(Records supplied):
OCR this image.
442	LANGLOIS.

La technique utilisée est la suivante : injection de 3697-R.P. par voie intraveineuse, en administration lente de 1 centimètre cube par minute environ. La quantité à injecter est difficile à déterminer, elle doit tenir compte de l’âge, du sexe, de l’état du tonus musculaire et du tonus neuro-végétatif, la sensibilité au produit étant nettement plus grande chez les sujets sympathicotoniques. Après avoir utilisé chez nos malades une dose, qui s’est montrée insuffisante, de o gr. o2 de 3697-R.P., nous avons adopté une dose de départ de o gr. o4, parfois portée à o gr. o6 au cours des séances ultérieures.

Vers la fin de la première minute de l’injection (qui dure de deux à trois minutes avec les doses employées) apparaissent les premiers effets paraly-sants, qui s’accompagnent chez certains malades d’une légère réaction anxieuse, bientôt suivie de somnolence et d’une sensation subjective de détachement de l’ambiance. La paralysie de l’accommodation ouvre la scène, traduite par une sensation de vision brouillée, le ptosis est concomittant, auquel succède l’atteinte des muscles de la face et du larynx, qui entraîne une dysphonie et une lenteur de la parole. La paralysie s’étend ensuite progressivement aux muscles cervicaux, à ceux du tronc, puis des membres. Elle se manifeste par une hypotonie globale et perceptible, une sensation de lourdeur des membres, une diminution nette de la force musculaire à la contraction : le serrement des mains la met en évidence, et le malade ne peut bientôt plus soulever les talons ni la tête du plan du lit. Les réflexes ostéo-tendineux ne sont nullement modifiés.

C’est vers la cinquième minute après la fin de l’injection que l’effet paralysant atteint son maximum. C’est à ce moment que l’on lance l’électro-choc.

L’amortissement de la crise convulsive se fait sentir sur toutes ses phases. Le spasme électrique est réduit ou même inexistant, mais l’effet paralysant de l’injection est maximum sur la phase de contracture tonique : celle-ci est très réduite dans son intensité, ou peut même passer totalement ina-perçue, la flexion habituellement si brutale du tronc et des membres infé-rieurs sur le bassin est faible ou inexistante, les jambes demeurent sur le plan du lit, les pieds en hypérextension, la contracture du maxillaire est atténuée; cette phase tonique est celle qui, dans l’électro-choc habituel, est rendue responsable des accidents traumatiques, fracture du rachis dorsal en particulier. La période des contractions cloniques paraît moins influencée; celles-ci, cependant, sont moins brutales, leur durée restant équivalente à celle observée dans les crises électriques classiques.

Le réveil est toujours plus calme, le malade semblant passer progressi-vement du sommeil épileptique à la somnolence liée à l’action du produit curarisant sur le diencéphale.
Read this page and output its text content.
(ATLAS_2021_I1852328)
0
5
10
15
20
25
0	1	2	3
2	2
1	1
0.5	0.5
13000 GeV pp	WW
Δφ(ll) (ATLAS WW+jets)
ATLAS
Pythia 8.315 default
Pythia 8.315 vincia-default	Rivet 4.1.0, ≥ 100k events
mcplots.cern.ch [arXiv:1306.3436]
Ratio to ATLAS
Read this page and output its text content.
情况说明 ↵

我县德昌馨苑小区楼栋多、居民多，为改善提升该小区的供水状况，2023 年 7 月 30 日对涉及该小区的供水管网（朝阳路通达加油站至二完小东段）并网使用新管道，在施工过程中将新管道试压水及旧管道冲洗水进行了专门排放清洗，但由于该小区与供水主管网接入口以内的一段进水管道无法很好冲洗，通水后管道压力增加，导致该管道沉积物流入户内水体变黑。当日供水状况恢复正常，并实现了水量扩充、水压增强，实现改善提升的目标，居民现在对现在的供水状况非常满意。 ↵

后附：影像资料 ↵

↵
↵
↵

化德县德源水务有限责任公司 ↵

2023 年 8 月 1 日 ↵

(Task requirements): Using the material above, report each line where "somnolence" occurs.

(Correct response):
Vers la fin de la première minute de l’injection (qui dure de deux à trois minutes avec les doses employées) apparaissent les premiers effets paraly-sants, qui s’accompagnent chez certains malades d’une légère réaction anxieuse, bientôt suivie de somnolence et d’une sensation subjective de détachement de l’ambiance. La paralysie de l’accommodation ouvre la scène, traduite par une sensation de vision brouillée, le ptosis est concomittant, auquel succède l’atteinte des muscles de la face et du larynx, qui entraîne une dysphonie et une lenteur de la parole. La paralysie s’étend ensuite progressivement aux muscles cervicaux, à ceux du tronc, puis des membres. Elle se manifeste par une hypotonie globale et perceptible, une sensation de lourdeur des membres, une diminution nette de la force musculaire à la contraction : le serrement des mains la met en évidence, et le malade ne peut bientôt plus soulever les talons ni la tête du plan du lit. Les réflexes ostéo-tendineux ne sont nullement modifiés.
Le réveil est toujours plus calme, le malade semblant passer progressi-vement du sommeil épileptique à la somnolence liée à l’action du produit curarisant sur le diencéphale.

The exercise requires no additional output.